▶ [EXERCISE MATERIAL]
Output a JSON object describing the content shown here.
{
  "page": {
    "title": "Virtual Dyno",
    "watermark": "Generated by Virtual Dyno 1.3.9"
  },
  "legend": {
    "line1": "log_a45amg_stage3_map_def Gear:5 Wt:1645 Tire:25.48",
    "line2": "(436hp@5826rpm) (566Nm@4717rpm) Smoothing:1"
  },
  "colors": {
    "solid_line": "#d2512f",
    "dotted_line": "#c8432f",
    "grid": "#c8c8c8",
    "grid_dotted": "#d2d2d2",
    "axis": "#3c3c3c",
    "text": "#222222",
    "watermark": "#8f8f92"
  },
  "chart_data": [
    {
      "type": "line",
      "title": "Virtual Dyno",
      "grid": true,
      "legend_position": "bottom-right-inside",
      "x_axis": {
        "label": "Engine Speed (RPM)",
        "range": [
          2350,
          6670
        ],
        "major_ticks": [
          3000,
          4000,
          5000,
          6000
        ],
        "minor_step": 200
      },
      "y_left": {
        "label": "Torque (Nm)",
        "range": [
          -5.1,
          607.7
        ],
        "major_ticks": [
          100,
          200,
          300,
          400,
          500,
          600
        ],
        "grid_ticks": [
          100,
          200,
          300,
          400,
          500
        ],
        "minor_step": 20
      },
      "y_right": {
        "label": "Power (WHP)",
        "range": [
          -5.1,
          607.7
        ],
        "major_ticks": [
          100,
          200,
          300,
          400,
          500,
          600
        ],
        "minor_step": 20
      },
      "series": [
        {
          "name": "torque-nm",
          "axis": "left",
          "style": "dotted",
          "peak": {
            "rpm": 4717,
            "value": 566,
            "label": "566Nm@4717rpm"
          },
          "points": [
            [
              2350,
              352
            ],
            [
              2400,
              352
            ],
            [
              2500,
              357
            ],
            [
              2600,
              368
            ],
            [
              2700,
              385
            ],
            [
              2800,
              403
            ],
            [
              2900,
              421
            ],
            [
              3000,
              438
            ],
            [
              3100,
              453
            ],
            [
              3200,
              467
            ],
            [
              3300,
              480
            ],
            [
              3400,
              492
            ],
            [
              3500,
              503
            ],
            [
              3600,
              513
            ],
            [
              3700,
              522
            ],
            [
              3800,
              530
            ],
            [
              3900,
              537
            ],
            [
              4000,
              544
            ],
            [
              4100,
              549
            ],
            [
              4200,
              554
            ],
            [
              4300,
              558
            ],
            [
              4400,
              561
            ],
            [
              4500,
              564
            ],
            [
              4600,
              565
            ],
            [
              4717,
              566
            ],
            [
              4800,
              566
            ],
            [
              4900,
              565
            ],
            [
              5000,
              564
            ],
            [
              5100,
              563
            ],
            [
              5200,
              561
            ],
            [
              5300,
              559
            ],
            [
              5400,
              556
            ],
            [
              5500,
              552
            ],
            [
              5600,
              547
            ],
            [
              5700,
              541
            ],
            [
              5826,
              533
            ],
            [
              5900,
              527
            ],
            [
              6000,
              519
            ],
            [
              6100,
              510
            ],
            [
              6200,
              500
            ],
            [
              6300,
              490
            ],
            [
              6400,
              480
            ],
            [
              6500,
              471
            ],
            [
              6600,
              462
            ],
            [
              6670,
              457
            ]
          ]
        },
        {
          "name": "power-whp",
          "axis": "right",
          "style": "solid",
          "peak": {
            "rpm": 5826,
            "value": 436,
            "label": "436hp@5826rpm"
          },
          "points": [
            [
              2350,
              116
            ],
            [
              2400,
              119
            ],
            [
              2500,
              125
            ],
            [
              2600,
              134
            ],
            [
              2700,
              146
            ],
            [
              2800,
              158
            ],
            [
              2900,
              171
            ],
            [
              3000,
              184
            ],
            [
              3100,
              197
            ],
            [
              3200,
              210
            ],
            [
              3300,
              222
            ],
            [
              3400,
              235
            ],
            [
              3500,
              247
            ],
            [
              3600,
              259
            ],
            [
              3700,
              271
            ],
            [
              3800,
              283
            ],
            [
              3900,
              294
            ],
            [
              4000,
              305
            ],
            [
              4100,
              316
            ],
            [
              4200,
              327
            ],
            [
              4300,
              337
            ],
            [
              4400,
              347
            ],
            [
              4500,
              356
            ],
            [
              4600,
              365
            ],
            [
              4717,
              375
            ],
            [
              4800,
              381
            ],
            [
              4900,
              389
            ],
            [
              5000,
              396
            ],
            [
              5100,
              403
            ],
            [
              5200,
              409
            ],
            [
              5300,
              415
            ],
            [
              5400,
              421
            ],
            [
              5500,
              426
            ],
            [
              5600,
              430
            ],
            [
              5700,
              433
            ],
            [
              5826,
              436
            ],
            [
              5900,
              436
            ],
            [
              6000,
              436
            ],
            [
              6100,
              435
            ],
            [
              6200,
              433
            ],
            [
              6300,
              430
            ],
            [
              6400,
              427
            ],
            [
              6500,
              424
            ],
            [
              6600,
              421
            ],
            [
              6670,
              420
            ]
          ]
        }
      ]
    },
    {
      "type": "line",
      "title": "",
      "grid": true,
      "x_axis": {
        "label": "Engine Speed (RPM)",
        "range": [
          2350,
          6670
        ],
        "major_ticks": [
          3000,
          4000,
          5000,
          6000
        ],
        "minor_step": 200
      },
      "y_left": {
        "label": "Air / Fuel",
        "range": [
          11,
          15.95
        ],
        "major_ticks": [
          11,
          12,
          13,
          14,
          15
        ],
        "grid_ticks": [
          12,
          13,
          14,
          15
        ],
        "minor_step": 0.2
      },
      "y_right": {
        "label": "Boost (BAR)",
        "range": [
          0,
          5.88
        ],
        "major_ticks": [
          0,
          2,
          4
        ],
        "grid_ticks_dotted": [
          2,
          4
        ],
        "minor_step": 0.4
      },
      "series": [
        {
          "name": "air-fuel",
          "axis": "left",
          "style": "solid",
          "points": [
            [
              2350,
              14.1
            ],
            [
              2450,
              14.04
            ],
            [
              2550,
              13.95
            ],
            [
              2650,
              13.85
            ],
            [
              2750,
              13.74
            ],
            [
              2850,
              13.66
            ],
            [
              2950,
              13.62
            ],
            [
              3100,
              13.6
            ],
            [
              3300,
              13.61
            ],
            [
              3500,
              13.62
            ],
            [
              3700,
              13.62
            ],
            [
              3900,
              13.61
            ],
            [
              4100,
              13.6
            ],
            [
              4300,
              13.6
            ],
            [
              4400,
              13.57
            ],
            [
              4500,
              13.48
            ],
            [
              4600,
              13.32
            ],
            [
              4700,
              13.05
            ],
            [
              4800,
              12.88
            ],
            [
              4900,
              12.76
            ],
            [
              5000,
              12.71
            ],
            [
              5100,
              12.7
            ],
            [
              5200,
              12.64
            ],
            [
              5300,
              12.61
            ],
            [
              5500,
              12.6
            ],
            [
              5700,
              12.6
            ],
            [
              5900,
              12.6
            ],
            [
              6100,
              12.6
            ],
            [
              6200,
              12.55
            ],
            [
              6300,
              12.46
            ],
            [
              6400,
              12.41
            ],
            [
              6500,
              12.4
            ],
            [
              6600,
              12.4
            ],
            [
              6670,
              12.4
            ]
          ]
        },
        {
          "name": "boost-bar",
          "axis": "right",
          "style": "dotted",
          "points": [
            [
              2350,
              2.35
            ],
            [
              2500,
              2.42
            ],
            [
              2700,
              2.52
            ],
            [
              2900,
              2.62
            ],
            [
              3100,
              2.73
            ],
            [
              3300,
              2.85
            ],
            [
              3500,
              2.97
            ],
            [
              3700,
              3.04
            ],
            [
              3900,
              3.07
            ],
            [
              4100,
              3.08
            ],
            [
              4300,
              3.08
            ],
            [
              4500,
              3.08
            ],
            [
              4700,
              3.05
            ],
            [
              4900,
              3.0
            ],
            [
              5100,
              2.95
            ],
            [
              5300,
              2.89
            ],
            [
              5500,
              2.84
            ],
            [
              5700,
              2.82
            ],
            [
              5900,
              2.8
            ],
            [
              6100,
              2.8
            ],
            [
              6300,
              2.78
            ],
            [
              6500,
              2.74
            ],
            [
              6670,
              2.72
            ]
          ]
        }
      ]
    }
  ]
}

▶ [WHAT YOU WILL DO] Give the number of lines above that hold the word "label", and nothing more.

▶ [RESULT OF THIS EXERCISE] 8